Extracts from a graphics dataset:
------------------------------------------------------------------------

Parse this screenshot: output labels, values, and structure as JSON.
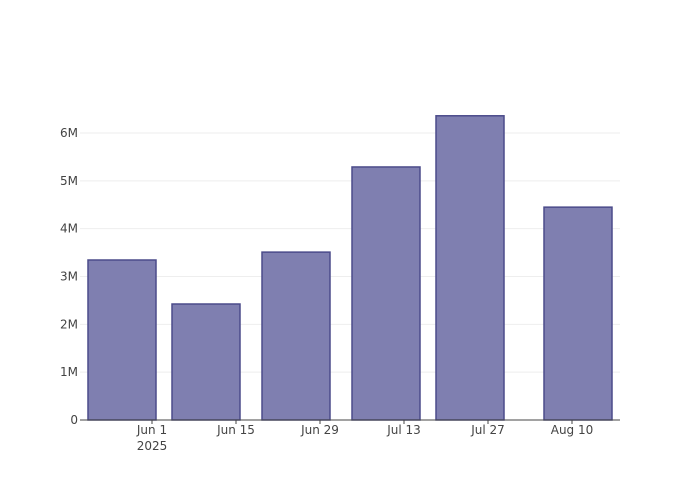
{
  "chart_data": {
    "type": "bar",
    "x": [
      "2025-05-27",
      "2025-06-10",
      "2025-06-25",
      "2025-07-10",
      "2025-07-24",
      "2025-08-11"
    ],
    "values": [
      3345000,
      2425000,
      3510000,
      5290000,
      6360000,
      4450000
    ],
    "color": "#7f7fb0",
    "edge_color": "#4b4b8a",
    "xlim": [
      "2025-05-20",
      "2025-08-18"
    ],
    "xticks": [
      {
        "value": "2025-06-01",
        "label": "Jun 1\n2025"
      },
      {
        "value": "2025-06-15",
        "label": "Jun 15"
      },
      {
        "value": "2025-06-29",
        "label": "Jun 29"
      },
      {
        "value": "2025-07-13",
        "label": "Jul 13"
      },
      {
        "value": "2025-07-27",
        "label": "Jul 27"
      },
      {
        "value": "2025-08-10",
        "label": "Aug 10"
      }
    ],
    "ylim": [
      0,
      6690000
    ],
    "yticks": [
      0,
      {
        "value": 1000000,
        "label": "1M"
      },
      {
        "value": 2000000,
        "label": "2M"
      },
      {
        "value": 3000000,
        "label": "3M"
      },
      {
        "value": 4000000,
        "label": "4M"
      },
      {
        "value": 5000000,
        "label": "5M"
      },
      {
        "value": 6000000,
        "label": "6M"
      }
    ],
    "grid": true
  }
}
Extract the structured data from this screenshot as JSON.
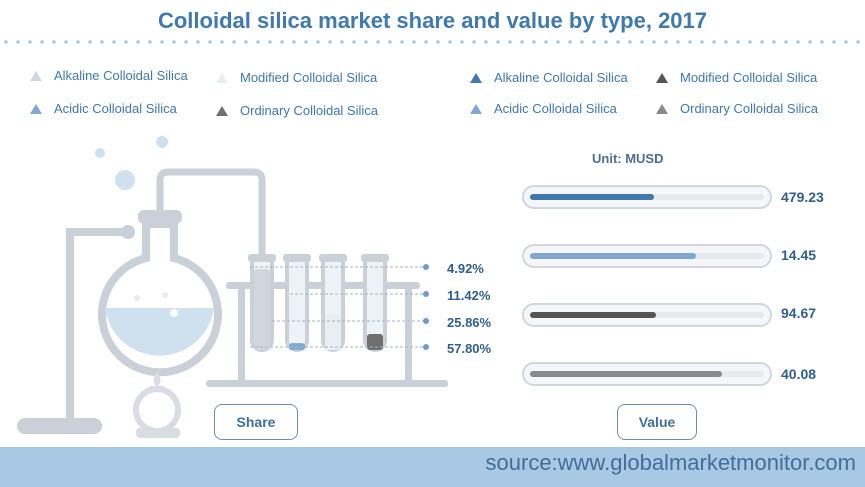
{
  "title": "Colloidal silica market share and value by type, 2017",
  "legend_left": [
    {
      "label": "Alkaline Colloidal Silica",
      "color": "#cfd6dd"
    },
    {
      "label": "Modified Colloidal Silica",
      "color": "#e9eef3"
    },
    {
      "label": "Acidic Colloidal Silica",
      "color": "#7fa9d2"
    },
    {
      "label": "Ordinary Colloidal Silica",
      "color": "#6f6f6f"
    }
  ],
  "legend_right": [
    {
      "label": "Alkaline Colloidal Silica",
      "color": "#3f79ad"
    },
    {
      "label": "Modified Colloidal Silica",
      "color": "#555555"
    },
    {
      "label": "Acidic Colloidal Silica",
      "color": "#7fa9d2"
    },
    {
      "label": "Ordinary Colloidal Silica",
      "color": "#8a8a8a"
    }
  ],
  "labels": {
    "unit": "Unit: MUSD",
    "share": "Share",
    "value": "Value",
    "source": "source:www.globalmarketmonitor.com"
  },
  "chart_data": [
    {
      "type": "bar",
      "subtitle": "Share",
      "categories": [
        "Alkaline Colloidal Silica",
        "Modified Colloidal Silica",
        "Acidic Colloidal Silica",
        "Ordinary Colloidal Silica"
      ],
      "values": [
        57.8,
        4.92,
        25.86,
        11.42
      ],
      "value_labels": [
        "57.80%",
        "4.92%",
        "25.86%",
        "11.42%"
      ]
    },
    {
      "type": "bar",
      "subtitle": "Value",
      "unit": "Unit: MUSD",
      "categories": [
        "Alkaline Colloidal Silica",
        "Acidic Colloidal Silica",
        "Modified Colloidal Silica",
        "Ordinary Colloidal Silica"
      ],
      "values": [
        479.23,
        14.45,
        94.67,
        40.08
      ],
      "value_labels": [
        "479.23",
        "14.45",
        "94.67",
        "40.08"
      ],
      "bar_fill_fractions": [
        0.53,
        0.71,
        0.54,
        0.82
      ],
      "colors": [
        "#3f79ad",
        "#7fa9d2",
        "#555555",
        "#8a8a8a"
      ]
    }
  ]
}
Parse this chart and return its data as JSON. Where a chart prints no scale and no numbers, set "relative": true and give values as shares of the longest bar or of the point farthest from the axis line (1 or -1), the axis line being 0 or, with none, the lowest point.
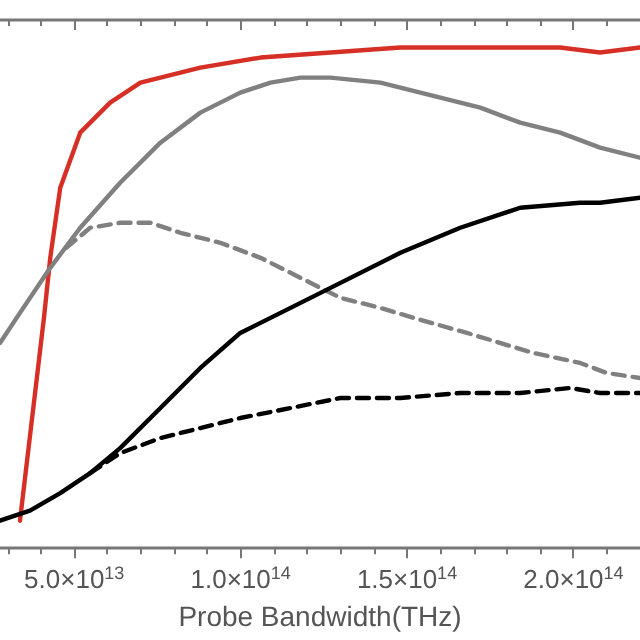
{
  "chart_data": {
    "type": "line",
    "xlabel": "Probe Bandwidth(THz)",
    "relative": true,
    "marker": "none",
    "grid": false,
    "xlim": [
      27700000000000.0,
      220000000000000.0
    ],
    "xticks": [
      {
        "value": 50000000000000.0,
        "label": "5.0×10$^{13}$"
      },
      {
        "value": 100000000000000.0,
        "label": "1.0×10$^{14}$"
      },
      {
        "value": 150000000000000.0,
        "label": "1.5×10$^{14}$"
      },
      {
        "value": 200000000000000.0,
        "label": "2.0×10$^{14}$"
      }
    ],
    "series": [
      {
        "color": "#d62f26",
        "line_style": "solid",
        "x": [
          33700000000000.0,
          40900000000000.0,
          42800000000000.0,
          45800000000000.0,
          51800000000000.0,
          60800000000000.0,
          69900000000000.0,
          87900000000000.0,
          106000000000000.0,
          127000000000000.0,
          148000000000000.0,
          172000000000000.0,
          196000000000000.0,
          208000000000000.0,
          220000000000000.0
        ],
        "values": [
          0.055,
          0.46,
          0.58,
          0.72,
          0.83,
          0.89,
          0.93,
          0.96,
          0.98,
          0.99,
          1.0,
          1.0,
          1.0,
          0.99,
          1.0
        ]
      },
      {
        "color": "#808080",
        "line_style": "solid",
        "x": [
          27700000000000.0,
          33700000000000.0,
          42800000000000.0,
          51800000000000.0,
          63800000000000.0,
          75900000000000.0,
          87900000000000.0,
          99900000000000.0,
          109000000000000.0,
          118000000000000.0,
          127000000000000.0,
          142000000000000.0,
          154000000000000.0,
          172000000000000.0,
          184000000000000.0,
          196000000000000.0,
          208000000000000.0,
          220000000000000.0
        ],
        "values": [
          0.41,
          0.47,
          0.56,
          0.64,
          0.73,
          0.81,
          0.87,
          0.91,
          0.93,
          0.94,
          0.94,
          0.93,
          0.91,
          0.88,
          0.85,
          0.83,
          0.8,
          0.78
        ]
      },
      {
        "color": "#808080",
        "line_style": "dashed",
        "x": [
          47600000000000.0,
          54800000000000.0,
          63800000000000.0,
          72900000000000.0,
          81900000000000.0,
          93900000000000.0,
          106000000000000.0,
          118000000000000.0,
          130000000000000.0,
          142000000000000.0,
          152000000000000.0,
          168000000000000.0,
          188000000000000.0,
          202000000000000.0,
          210000000000000.0,
          220000000000000.0
        ],
        "values": [
          0.6,
          0.64,
          0.65,
          0.65,
          0.63,
          0.61,
          0.58,
          0.54,
          0.5,
          0.48,
          0.46,
          0.43,
          0.39,
          0.37,
          0.35,
          0.34
        ]
      },
      {
        "color": "#000000",
        "line_style": "solid",
        "x": [
          27700000000000.0,
          36700000000000.0,
          45800000000000.0,
          54800000000000.0,
          63800000000000.0,
          75900000000000.0,
          87900000000000.0,
          99900000000000.0,
          115000000000000.0,
          130000000000000.0,
          148000000000000.0,
          166000000000000.0,
          184000000000000.0,
          202000000000000.0,
          208000000000000.0,
          220000000000000.0
        ],
        "values": [
          0.055,
          0.075,
          0.11,
          0.15,
          0.2,
          0.28,
          0.36,
          0.43,
          0.48,
          0.53,
          0.59,
          0.64,
          0.68,
          0.69,
          0.69,
          0.7
        ]
      },
      {
        "color": "#000000",
        "line_style": "dashed",
        "x": [
          54800000000000.0,
          63800000000000.0,
          75900000000000.0,
          87900000000000.0,
          99900000000000.0,
          115000000000000.0,
          130000000000000.0,
          148000000000000.0,
          166000000000000.0,
          184000000000000.0,
          199000000000000.0,
          208000000000000.0,
          220000000000000.0
        ],
        "values": [
          0.15,
          0.19,
          0.22,
          0.24,
          0.26,
          0.28,
          0.3,
          0.3,
          0.31,
          0.31,
          0.32,
          0.31,
          0.31
        ]
      }
    ]
  }
}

------------------------------------------------------------------------

Which lines include the word "relative"? List them all.

Parse this chart and return its data as JSON. Where a chart prints no scale and no numbers, set "relative": true and give values as shares of the longest bar or of the point farthest from the axis line (1 or -1), the axis line being 0 or, with none, the lowest point.
    "relative": true,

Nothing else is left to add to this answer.